[WORK INSTRUCTIONS]
Reproduce the data exactly and drop any pictures it holds.

[EXTRACTED ENTRIES]
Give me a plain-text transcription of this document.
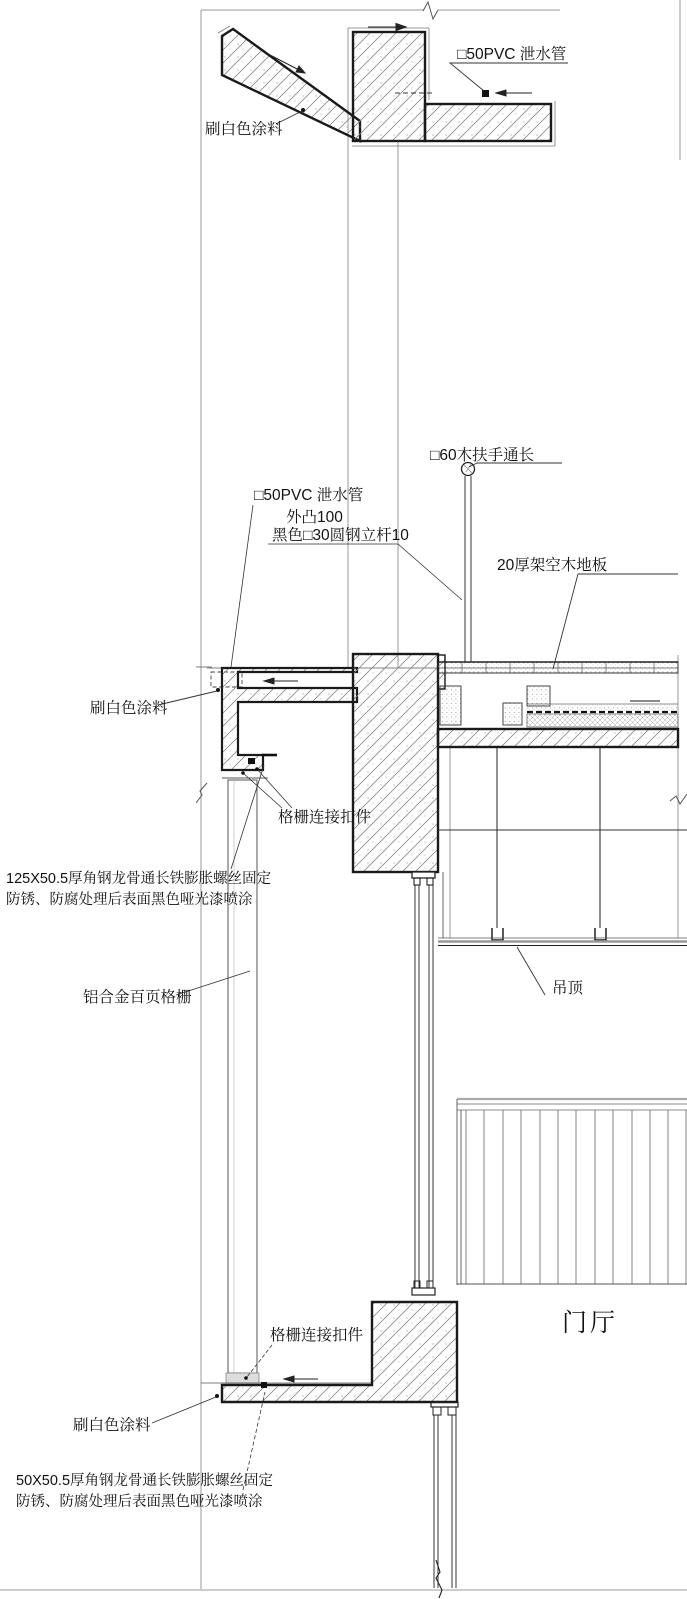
□50PVC 泄水管
刷白色涂料
□60木扶手通长
□50PVC 泄水管
外凸100
黑色□30圆钢立杆10
20厚架空木地板
刷白色涂料
格栅连接扣件
吊顶
铝合金百页格栅
125X50.5厚角钢龙骨通长铁膨胀螺丝固定
防锈、防腐处理后表面黑色哑光漆喷涂
格栅连接扣件
刷白色涂料
50X50.5厚角钢龙骨通长铁膨胀螺丝固定
防锈、防腐处理后表面黑色哑光漆喷涂
门厅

[FULL SOLUTION]
Give me a plain-text transcription of this document.
□50PVC 泄水管
刷白色涂料
□60木扶手通长
□50PVC 泄水管
外凸100
黑色□30圆钢立杆10
20厚架空木地板
刷白色涂料
格栅连接扣件
吊顶
铝合金百页格栅
125X50.5厚角钢龙骨通长铁膨胀螺丝固定
防锈、防腐处理后表面黑色哑光漆喷涂
格栅连接扣件
刷白色涂料
50X50.5厚角钢龙骨通长铁膨胀螺丝固定
防锈、防腐处理后表面黑色哑光漆喷涂
门厅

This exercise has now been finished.